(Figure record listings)
>> start

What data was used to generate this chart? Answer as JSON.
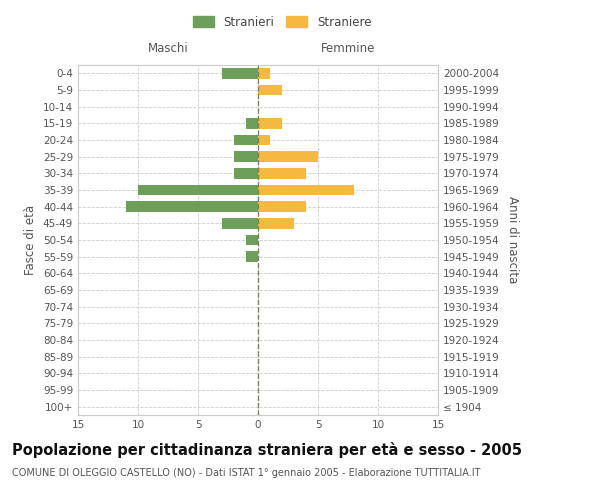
{
  "age_groups": [
    "100+",
    "95-99",
    "90-94",
    "85-89",
    "80-84",
    "75-79",
    "70-74",
    "65-69",
    "60-64",
    "55-59",
    "50-54",
    "45-49",
    "40-44",
    "35-39",
    "30-34",
    "25-29",
    "20-24",
    "15-19",
    "10-14",
    "5-9",
    "0-4"
  ],
  "birth_years": [
    "≤ 1904",
    "1905-1909",
    "1910-1914",
    "1915-1919",
    "1920-1924",
    "1925-1929",
    "1930-1934",
    "1935-1939",
    "1940-1944",
    "1945-1949",
    "1950-1954",
    "1955-1959",
    "1960-1964",
    "1965-1969",
    "1970-1974",
    "1975-1979",
    "1980-1984",
    "1985-1989",
    "1990-1994",
    "1995-1999",
    "2000-2004"
  ],
  "maschi": [
    0,
    0,
    0,
    0,
    0,
    0,
    0,
    0,
    0,
    1,
    1,
    3,
    11,
    10,
    2,
    2,
    2,
    1,
    0,
    0,
    3
  ],
  "femmine": [
    0,
    0,
    0,
    0,
    0,
    0,
    0,
    0,
    0,
    0,
    0,
    3,
    4,
    8,
    4,
    5,
    1,
    2,
    0,
    2,
    1
  ],
  "male_color": "#6d9e5a",
  "female_color": "#f5b942",
  "xlim": 15,
  "title": "Popolazione per cittadinanza straniera per età e sesso - 2005",
  "subtitle": "COMUNE DI OLEGGIO CASTELLO (NO) - Dati ISTAT 1° gennaio 2005 - Elaborazione TUTTITALIA.IT",
  "xlabel_left": "Maschi",
  "xlabel_right": "Femmine",
  "ylabel_left": "Fasce di età",
  "ylabel_right": "Anni di nascita",
  "legend_stranieri": "Stranieri",
  "legend_straniere": "Straniere",
  "bg_color": "#ffffff",
  "grid_color": "#cccccc",
  "center_line_color": "#808060",
  "title_fontsize": 10.5,
  "subtitle_fontsize": 7.0,
  "tick_fontsize": 7.5,
  "label_fontsize": 8.5
}
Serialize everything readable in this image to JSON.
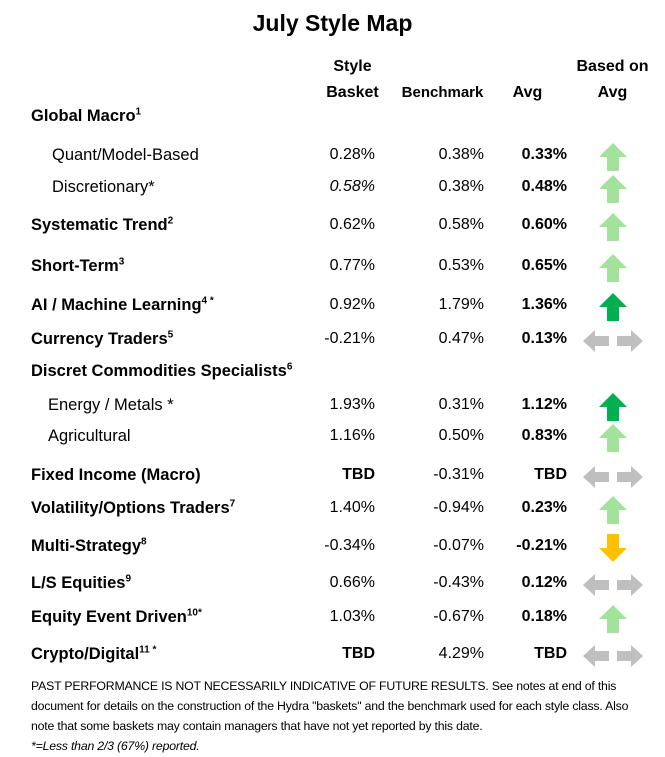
{
  "title": "July Style Map",
  "headers": {
    "style_basket": "Style Basket",
    "benchmark": "Benchmark",
    "avg": "Avg",
    "based_on_avg": "Based on Avg"
  },
  "colors": {
    "up_light": "#a3e29b",
    "up_dark": "#00b050",
    "sideways": "#bfbfbf",
    "down": "#ffc000"
  },
  "rows": [
    {
      "label": "Global Macro",
      "sup": "1",
      "style": "bold",
      "basket": "",
      "benchmark": "",
      "avg": "",
      "arrow": ""
    },
    {
      "label": "Quant/Model-Based",
      "sup": "",
      "style": "sub",
      "basket": "0.28%",
      "benchmark": "0.38%",
      "avg": "0.33%",
      "arrow": "up-light"
    },
    {
      "label": "Discretionary*",
      "sup": "",
      "style": "sub",
      "basket": "0.58%",
      "basket_italic": true,
      "benchmark": "0.38%",
      "avg": "0.48%",
      "arrow": "up-light"
    },
    {
      "label": "Systematic Trend",
      "sup": "2",
      "style": "bold",
      "basket": "0.62%",
      "benchmark": "0.58%",
      "avg": "0.60%",
      "arrow": "up-light"
    },
    {
      "label": "Short-Term",
      "sup": "3",
      "style": "bold",
      "basket": "0.77%",
      "benchmark": "0.53%",
      "avg": "0.65%",
      "arrow": "up-light"
    },
    {
      "label": "AI / Machine Learning",
      "sup": "4 *",
      "style": "bold",
      "basket": "0.92%",
      "benchmark": "1.79%",
      "avg": "1.36%",
      "arrow": "up-dark"
    },
    {
      "label": "Currency Traders",
      "sup": "5",
      "style": "bold",
      "basket": "-0.21%",
      "benchmark": "0.47%",
      "avg": "0.13%",
      "arrow": "sideways"
    },
    {
      "label": "Discret Commodities Specialists",
      "sup": "6",
      "style": "bold",
      "basket": "",
      "benchmark": "",
      "avg": "",
      "arrow": ""
    },
    {
      "label": "Energy / Metals *",
      "sup": "",
      "style": "sub2",
      "basket": "1.93%",
      "benchmark": "0.31%",
      "avg": "1.12%",
      "arrow": "up-dark"
    },
    {
      "label": "Agricultural",
      "sup": "",
      "style": "sub2",
      "basket": "1.16%",
      "benchmark": "0.50%",
      "avg": "0.83%",
      "arrow": "up-light"
    },
    {
      "label": "Fixed Income (Macro)",
      "sup": "",
      "style": "bold",
      "basket": "TBD",
      "basket_bold": true,
      "benchmark": "-0.31%",
      "avg": "TBD",
      "arrow": "sideways"
    },
    {
      "label": "Volatility/Options Traders",
      "sup": "7",
      "style": "bold",
      "basket": "1.40%",
      "benchmark": "-0.94%",
      "avg": "0.23%",
      "arrow": "up-light"
    },
    {
      "label": "Multi-Strategy",
      "sup": "8",
      "style": "bold",
      "basket": "-0.34%",
      "benchmark": "-0.07%",
      "avg": "-0.21%",
      "arrow": "down"
    },
    {
      "label": "L/S Equities",
      "sup": "9",
      "style": "bold",
      "basket": "0.66%",
      "benchmark": "-0.43%",
      "avg": "0.12%",
      "arrow": "sideways"
    },
    {
      "label": "Equity Event Driven",
      "sup": "10*",
      "style": "bold",
      "basket": "1.03%",
      "benchmark": "-0.67%",
      "avg": "0.18%",
      "arrow": "up-light"
    },
    {
      "label": "Crypto/Digital",
      "sup": "11 *",
      "style": "bold",
      "basket": "TBD",
      "basket_bold": true,
      "benchmark": "4.29%",
      "avg": "TBD",
      "arrow": "sideways"
    }
  ],
  "footer": {
    "disclaimer": "PAST PERFORMANCE IS NOT NECESSARILY INDICATIVE OF FUTURE RESULTS.  See notes at end of this document for details on the construction of the Hydra \"baskets\" and the benchmark used for each style class.  Also note that some baskets may contain managers that have not yet reported by this date.",
    "note": "*=Less than 2/3 (67%) reported."
  }
}
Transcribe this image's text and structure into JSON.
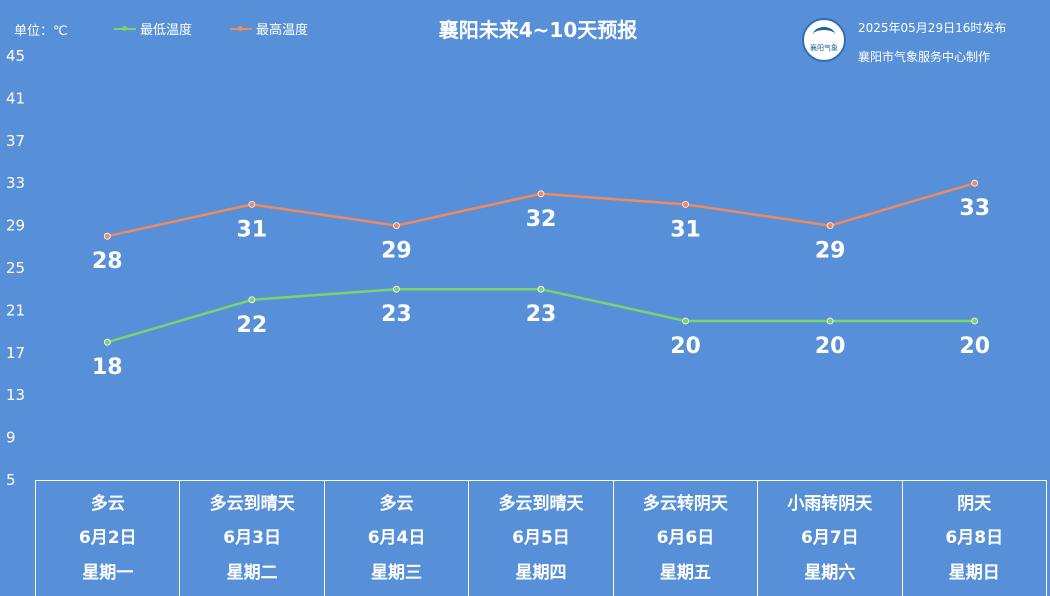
{
  "header": {
    "unit": "单位：℃",
    "title": "襄阳未来4~10天预报",
    "published": "2025年05月29日16时发布",
    "maker": "襄阳市气象服务中心制作",
    "logo_text": "襄阳气象"
  },
  "colors": {
    "low": "#7cd36b",
    "high": "#f08a5d",
    "background": "#5790d8"
  },
  "chart_data": {
    "type": "line",
    "title": "襄阳未来4~10天预报",
    "ylabel": "单位：℃",
    "ylim": [
      5,
      45
    ],
    "yticks": [
      5,
      9,
      13,
      17,
      21,
      25,
      29,
      33,
      37,
      41,
      45
    ],
    "categories": [
      "6月2日",
      "6月3日",
      "6月4日",
      "6月5日",
      "6月6日",
      "6月7日",
      "6月8日"
    ],
    "legend_placement": "top-left",
    "grid": false,
    "series": [
      {
        "name": "最低温度",
        "values": [
          18,
          22,
          23,
          23,
          20,
          20,
          20
        ]
      },
      {
        "name": "最高温度",
        "values": [
          28,
          31,
          29,
          32,
          31,
          29,
          33
        ]
      }
    ]
  },
  "days": [
    {
      "weather": "多云",
      "date": "6月2日",
      "weekday": "星期一"
    },
    {
      "weather": "多云到晴天",
      "date": "6月3日",
      "weekday": "星期二"
    },
    {
      "weather": "多云",
      "date": "6月4日",
      "weekday": "星期三"
    },
    {
      "weather": "多云到晴天",
      "date": "6月5日",
      "weekday": "星期四"
    },
    {
      "weather": "多云转阴天",
      "date": "6月6日",
      "weekday": "星期五"
    },
    {
      "weather": "小雨转阴天",
      "date": "6月7日",
      "weekday": "星期六"
    },
    {
      "weather": "阴天",
      "date": "6月8日",
      "weekday": "星期日"
    }
  ]
}
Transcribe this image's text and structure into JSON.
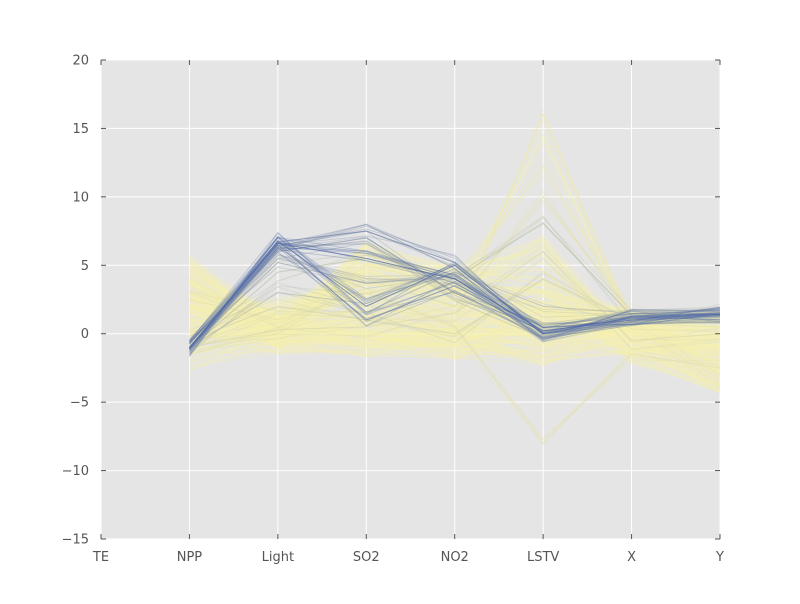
{
  "chart_data": {
    "type": "parallel_coordinates",
    "axes": [
      "TE",
      "NPP",
      "Light",
      "SO2",
      "NO2",
      "LSTV",
      "X",
      "Y"
    ],
    "ylim": [
      -15,
      20
    ],
    "yticks": [
      -15,
      -10,
      -5,
      0,
      5,
      10,
      15,
      20
    ],
    "grid": true,
    "background_color": "#e5e5e5",
    "grid_color": "#ffffff",
    "colormap": {
      "low": "#f6f1b0",
      "high": "#3f5aa6"
    },
    "representative_lines": [
      {
        "level": 0.0,
        "values": [
          null,
          0.2,
          0.1,
          0.0,
          -0.1,
          0.0,
          -0.3,
          -1.0
        ]
      },
      {
        "level": 0.0,
        "values": [
          null,
          1.5,
          0.3,
          1.2,
          2.5,
          14.5,
          0.8,
          0.5
        ]
      },
      {
        "level": 0.05,
        "values": [
          null,
          -0.5,
          0.2,
          2.0,
          1.0,
          16.0,
          1.0,
          -3.0
        ]
      },
      {
        "level": 0.05,
        "values": [
          null,
          4.0,
          0.5,
          5.0,
          3.5,
          12.2,
          1.2,
          -4.0
        ]
      },
      {
        "level": 0.1,
        "values": [
          null,
          -0.8,
          0.0,
          4.0,
          2.0,
          10.0,
          1.5,
          1.4
        ]
      },
      {
        "level": 0.1,
        "values": [
          null,
          2.5,
          1.0,
          3.0,
          0.5,
          -8.0,
          -1.5,
          -2.5
        ]
      },
      {
        "level": 0.15,
        "values": [
          null,
          -1.0,
          0.3,
          0.5,
          1.5,
          6.0,
          -0.5,
          0.0
        ]
      },
      {
        "level": 0.2,
        "values": [
          null,
          -0.5,
          2.0,
          1.0,
          0.0,
          4.0,
          1.0,
          0.8
        ]
      },
      {
        "level": 0.3,
        "values": [
          null,
          -1.1,
          4.5,
          5.5,
          4.0,
          8.1,
          1.3,
          1.4
        ]
      },
      {
        "level": 0.35,
        "values": [
          null,
          -1.0,
          3.0,
          2.2,
          4.5,
          2.0,
          1.5,
          1.5
        ]
      },
      {
        "level": 0.5,
        "values": [
          null,
          -1.0,
          5.2,
          3.7,
          4.2,
          0.0,
          1.2,
          1.4
        ]
      },
      {
        "level": 0.6,
        "values": [
          null,
          -1.1,
          6.0,
          7.0,
          3.0,
          0.2,
          1.0,
          1.3
        ]
      },
      {
        "level": 0.7,
        "values": [
          null,
          -1.1,
          6.7,
          7.5,
          5.2,
          0.0,
          1.0,
          1.4
        ]
      },
      {
        "level": 0.75,
        "values": [
          null,
          -1.0,
          6.5,
          1.0,
          3.5,
          0.1,
          1.3,
          1.4
        ]
      },
      {
        "level": 0.85,
        "values": [
          null,
          -1.1,
          6.8,
          2.0,
          5.0,
          0.0,
          1.2,
          1.5
        ]
      },
      {
        "level": 0.9,
        "values": [
          null,
          -1.0,
          6.6,
          5.5,
          4.0,
          0.2,
          1.1,
          1.4
        ]
      }
    ]
  }
}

>> end

Instructions to follow → For each line above that contains the word "used", copy that line.

Exercise result →
What data was used to generate this chart? Answer as JSON.
    "disclaimer": "PAST PERFORMANCE IS NOT NECESSARILY INDICATIVE OF FUTURE RESULTS.  See notes at end of this document for details on the construction of the Hydra \"baskets\" and the benchmark used for each style class.  Also note that some baskets may contain managers that have not yet reported by this date.",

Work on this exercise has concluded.